(PROBLEM TO SOLVE): Go through the material and tally the lines containing the string "Other". Give the total alone.
— START OF EXCERPTED RECORDS —
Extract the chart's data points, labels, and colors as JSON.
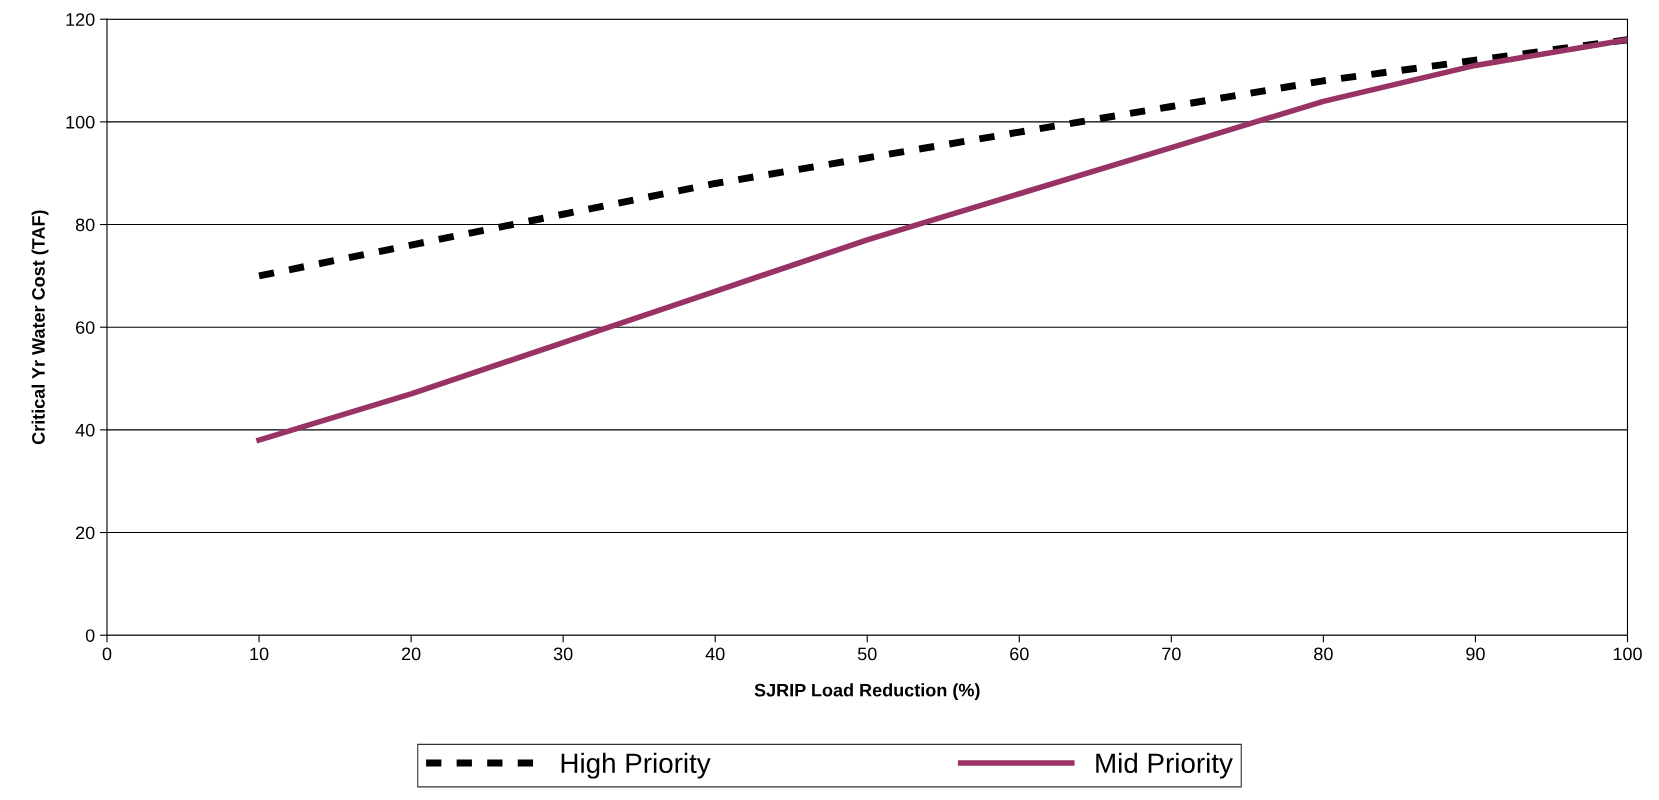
{
  "chart_data": {
    "type": "line",
    "xlabel": "SJRIP Load Reduction (%)",
    "ylabel": "Critical Yr Water Cost (TAF)",
    "x": [
      10,
      20,
      30,
      40,
      50,
      60,
      70,
      80,
      90,
      100
    ],
    "series": [
      {
        "name": "High Priority",
        "color": "#000000",
        "line_style": "dashed",
        "values": [
          70,
          76,
          82,
          88,
          93,
          98,
          103,
          108,
          112,
          116
        ]
      },
      {
        "name": "Mid Priority",
        "color": "#993366",
        "line_style": "solid",
        "values": [
          38,
          47,
          57,
          67,
          77,
          86,
          95,
          104,
          111,
          116
        ]
      }
    ],
    "xlim": [
      0,
      100
    ],
    "xticks": [
      0,
      10,
      20,
      30,
      40,
      50,
      60,
      70,
      80,
      90,
      100
    ],
    "ylim": [
      0,
      120
    ],
    "yticks": [
      0,
      20,
      40,
      60,
      80,
      100,
      120
    ],
    "grid": "y",
    "legend": "bottom",
    "marker": "none"
  }
}
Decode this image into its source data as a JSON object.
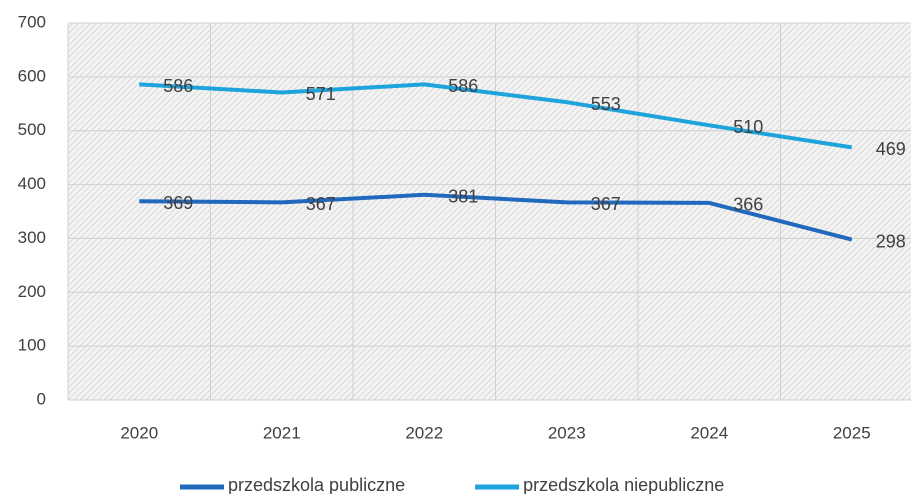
{
  "chart_data": {
    "type": "line",
    "categories": [
      "2020",
      "2021",
      "2022",
      "2023",
      "2024",
      "2025"
    ],
    "series": [
      {
        "name": "przedszkola publiczne",
        "color": "#2169bd",
        "values": [
          369,
          367,
          381,
          367,
          366,
          298
        ]
      },
      {
        "name": "przedszkola niepubliczne",
        "color": "#1ea3dc",
        "values": [
          586,
          571,
          586,
          553,
          510,
          469
        ]
      }
    ],
    "ylim": [
      0,
      700
    ],
    "yticks": [
      0,
      100,
      200,
      300,
      400,
      500,
      600,
      700
    ],
    "grid": true,
    "legend": "bottom"
  }
}
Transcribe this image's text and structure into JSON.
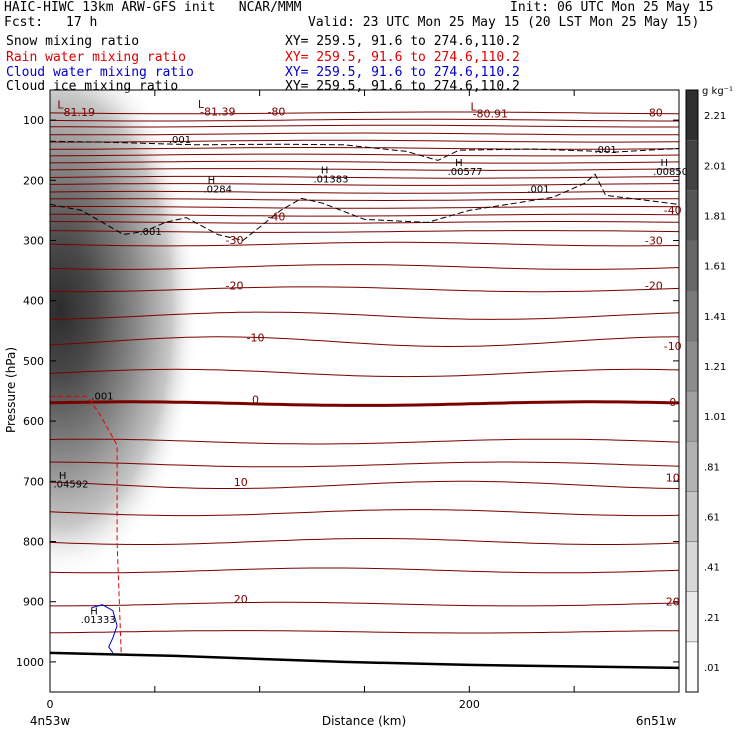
{
  "header": {
    "line1_left": "HAIC-HIWC 13km ARW-GFS init   NCAR/MMM",
    "line1_right": "Init: 06 UTC Mon 25 May 15",
    "fcst_label": "Fcst:",
    "fcst_value": "17 h",
    "valid": "Valid: 23 UTC Mon 25 May 15 (20 LST Mon 25 May 15)"
  },
  "legend": [
    {
      "name": "Snow mixing ratio",
      "xy": "XY= 259.5, 91.6 to 274.6,110.2",
      "color": "#000000"
    },
    {
      "name": "Rain water mixing ratio",
      "xy": "XY= 259.5, 91.6 to 274.6,110.2",
      "color": "#e00000"
    },
    {
      "name": "Cloud water mixing ratio",
      "xy": "XY= 259.5, 91.6 to 274.6,110.2",
      "color": "#0000cc"
    },
    {
      "name": "Cloud ice mixing ratio",
      "xy": "XY= 259.5, 91.6 to 274.6,110.2",
      "color": "#000000"
    }
  ],
  "chart_data": {
    "type": "heatmap",
    "xlabel": "Distance (km)",
    "ylabel": "Pressure (hPa)",
    "xlim": [
      0,
      300
    ],
    "ylim": [
      1050,
      50
    ],
    "x_ticks": [
      0,
      200
    ],
    "y_ticks": [
      100,
      200,
      300,
      400,
      500,
      600,
      700,
      800,
      900,
      1000
    ],
    "x_endpoints": {
      "left": "4n53w",
      "right": "6n51w"
    },
    "colorbar": {
      "units": "g kg⁻¹",
      "ticks": [
        ".01",
        ".21",
        ".41",
        ".61",
        ".81",
        "1.01",
        "1.21",
        "1.41",
        "1.61",
        "1.81",
        "2.01",
        "2.21"
      ]
    },
    "snow_max_region": {
      "x": 5,
      "p": 320,
      "value_g_per_kg": 2.0
    },
    "temperature_contours_c": [
      -80,
      -40,
      -30,
      -20,
      -10,
      0,
      10,
      20
    ],
    "temperature_labels": [
      {
        "text": "-80",
        "x": 108,
        "p": 92
      },
      {
        "text": "-80",
        "x": 288,
        "p": 94
      },
      {
        "text": "-40",
        "x": 108,
        "p": 267
      },
      {
        "text": "-40",
        "x": 297,
        "p": 256
      },
      {
        "text": "-30",
        "x": 88,
        "p": 306
      },
      {
        "text": "-30",
        "x": 288,
        "p": 307
      },
      {
        "text": "-20",
        "x": 88,
        "p": 381
      },
      {
        "text": "-20",
        "x": 288,
        "p": 381
      },
      {
        "text": "-10",
        "x": 98,
        "p": 468
      },
      {
        "text": "-10",
        "x": 297,
        "p": 482
      },
      {
        "text": "0",
        "x": 98,
        "p": 571
      },
      {
        "text": "0",
        "x": 297,
        "p": 575
      },
      {
        "text": "10",
        "x": 91,
        "p": 708
      },
      {
        "text": "10",
        "x": 297,
        "p": 700
      },
      {
        "text": "20",
        "x": 91,
        "p": 902
      },
      {
        "text": "20",
        "x": 297,
        "p": 906
      }
    ],
    "pressure_extrema": [
      {
        "type": "L",
        "value": "-81.19",
        "x": 8,
        "p": 93
      },
      {
        "type": "L",
        "value": "-81.39",
        "x": 75,
        "p": 92
      },
      {
        "type": "L",
        "value": "-80.91",
        "x": 205,
        "p": 96
      }
    ],
    "snow_max_labels": [
      {
        "type": "H",
        "value": ".0284",
        "x": 77,
        "p": 220
      },
      {
        "type": "H",
        "value": ".01383",
        "x": 131,
        "p": 204
      },
      {
        "type": "H",
        "value": ".00577",
        "x": 195,
        "p": 191
      },
      {
        "type": "H",
        "value": ".00850",
        "x": 293,
        "p": 191
      }
    ],
    "ice_contour_labels": [
      {
        "text": ".001",
        "x": 62,
        "p": 138
      },
      {
        "text": ".001",
        "x": 265,
        "p": 155
      },
      {
        "text": ".001",
        "x": 233,
        "p": 220
      },
      {
        "text": ".001",
        "x": 48,
        "p": 291
      }
    ],
    "rain_water": {
      "contour": ".001",
      "max_label": "H",
      "max_value": ".04592",
      "max_x": 8,
      "max_p": 710
    },
    "cloud_water": {
      "max_label": "H",
      "max_value": ".01333",
      "max_x": 25,
      "max_p": 935
    }
  }
}
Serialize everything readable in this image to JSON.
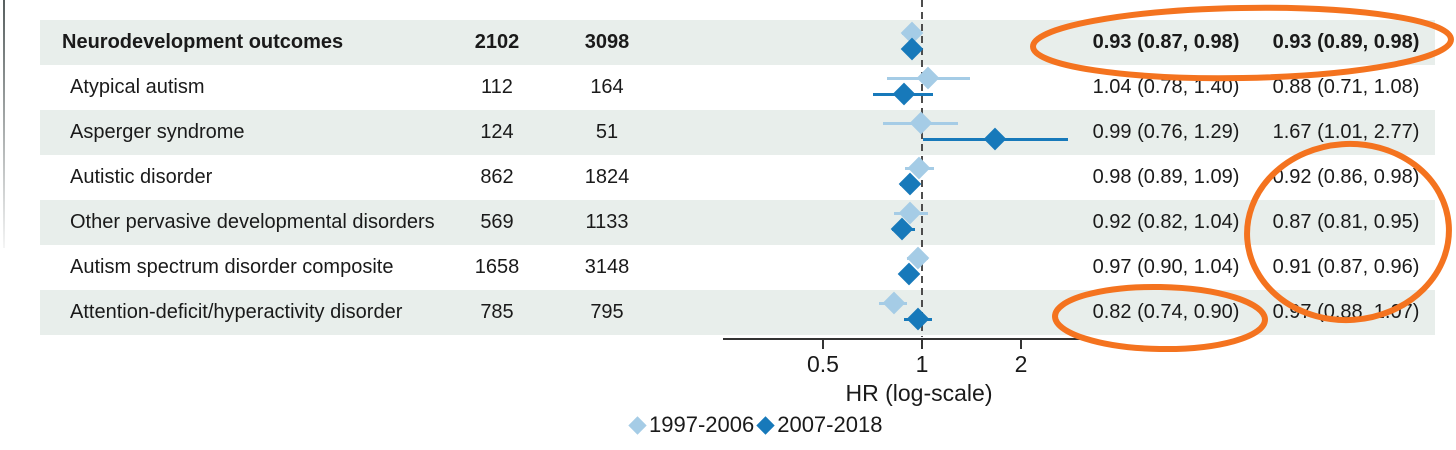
{
  "chart_data": {
    "type": "scatter",
    "subtype": "forest-plot",
    "title": "",
    "xlabel": "HR (log-scale)",
    "x_scale": "log",
    "x_ticks": [
      "0.5",
      "1",
      "2"
    ],
    "x_axis_range_approx": [
      0.25,
      3.1
    ],
    "reference_line": 1,
    "grid": false,
    "legend_position": "bottom",
    "categories": [
      "Neurodevelopment outcomes",
      "Atypical autism",
      "Asperger syndrome",
      "Autistic disorder",
      "Other pervasive developmental disorders",
      "Autism spectrum disorder composite",
      "Attention-deficit/hyperactivity disorder"
    ],
    "series": [
      {
        "name": "1997-2006",
        "color": "#a5cce6",
        "values": [
          {
            "est": 0.93,
            "lo": 0.87,
            "hi": 0.98
          },
          {
            "est": 1.04,
            "lo": 0.78,
            "hi": 1.4
          },
          {
            "est": 0.99,
            "lo": 0.76,
            "hi": 1.29
          },
          {
            "est": 0.98,
            "lo": 0.89,
            "hi": 1.09
          },
          {
            "est": 0.92,
            "lo": 0.82,
            "hi": 1.04
          },
          {
            "est": 0.97,
            "lo": 0.9,
            "hi": 1.04
          },
          {
            "est": 0.82,
            "lo": 0.74,
            "hi": 0.9
          }
        ]
      },
      {
        "name": "2007-2018",
        "color": "#1779ba",
        "values": [
          {
            "est": 0.93,
            "lo": 0.89,
            "hi": 0.98
          },
          {
            "est": 0.88,
            "lo": 0.71,
            "hi": 1.08
          },
          {
            "est": 1.67,
            "lo": 1.01,
            "hi": 2.77
          },
          {
            "est": 0.92,
            "lo": 0.86,
            "hi": 0.98
          },
          {
            "est": 0.87,
            "lo": 0.81,
            "hi": 0.95
          },
          {
            "est": 0.91,
            "lo": 0.87,
            "hi": 0.96
          },
          {
            "est": 0.97,
            "lo": 0.88,
            "hi": 1.07
          }
        ]
      }
    ]
  },
  "table": {
    "rows": [
      {
        "label": "Neurodevelopment outcomes",
        "n1": "2102",
        "n2": "3098",
        "hr1": "0.93 (0.87, 0.98)",
        "hr2": "0.93 (0.89, 0.98)",
        "bold": true,
        "shaded": true
      },
      {
        "label": "Atypical autism",
        "n1": "112",
        "n2": "164",
        "hr1": "1.04 (0.78, 1.40)",
        "hr2": "0.88 (0.71, 1.08)",
        "bold": false,
        "shaded": false
      },
      {
        "label": "Asperger syndrome",
        "n1": "124",
        "n2": "51",
        "hr1": "0.99 (0.76, 1.29)",
        "hr2": "1.67 (1.01, 2.77)",
        "bold": false,
        "shaded": true
      },
      {
        "label": "Autistic disorder",
        "n1": "862",
        "n2": "1824",
        "hr1": "0.98 (0.89, 1.09)",
        "hr2": "0.92 (0.86, 0.98)",
        "bold": false,
        "shaded": false
      },
      {
        "label": "Other pervasive developmental disorders",
        "n1": "569",
        "n2": "1133",
        "hr1": "0.92 (0.82, 1.04)",
        "hr2": "0.87 (0.81, 0.95)",
        "bold": false,
        "shaded": true
      },
      {
        "label": "Autism spectrum disorder composite",
        "n1": "1658",
        "n2": "3148",
        "hr1": "0.97 (0.90, 1.04)",
        "hr2": "0.91 (0.87, 0.96)",
        "bold": false,
        "shaded": false
      },
      {
        "label": "Attention-deficit/hyperactivity disorder",
        "n1": "785",
        "n2": "795",
        "hr1": "0.82 (0.74, 0.90)",
        "hr2": "0.97 (0.88, 1.07)",
        "bold": false,
        "shaded": true
      }
    ]
  },
  "axis": {
    "label": "HR (log-scale)",
    "ticks": [
      "0.5",
      "1",
      "2"
    ]
  },
  "legend": {
    "items": [
      {
        "label": "1997-2006"
      },
      {
        "label": "2007-2018"
      }
    ]
  },
  "annotations": {
    "ellipse_color": "#f4731f",
    "ellipses": [
      {
        "circles": "Overall neurodevelopment outcomes HRs for both periods: 0.93 (0.87, 0.98) and 0.93 (0.89, 0.98)"
      },
      {
        "circles": "2007-2018 HRs for Autistic disorder, Other pervasive developmental disorders and Autism spectrum disorder composite: 0.92 (0.86, 0.98), 0.87 (0.81, 0.95), 0.91 (0.87, 0.96)"
      },
      {
        "circles": "1997-2006 HR for Attention-deficit/hyperactivity disorder: 0.82 (0.74, 0.90)"
      }
    ]
  },
  "colors": {
    "band": "#e8eeeb",
    "series_light": "#a5cce6",
    "series_dark": "#1779ba",
    "annotation_orange": "#f4731f",
    "text": "#1a1a1a",
    "axis": "#333333"
  }
}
— END OF EXCERPTED RECORDS —
(THE RESULT): 3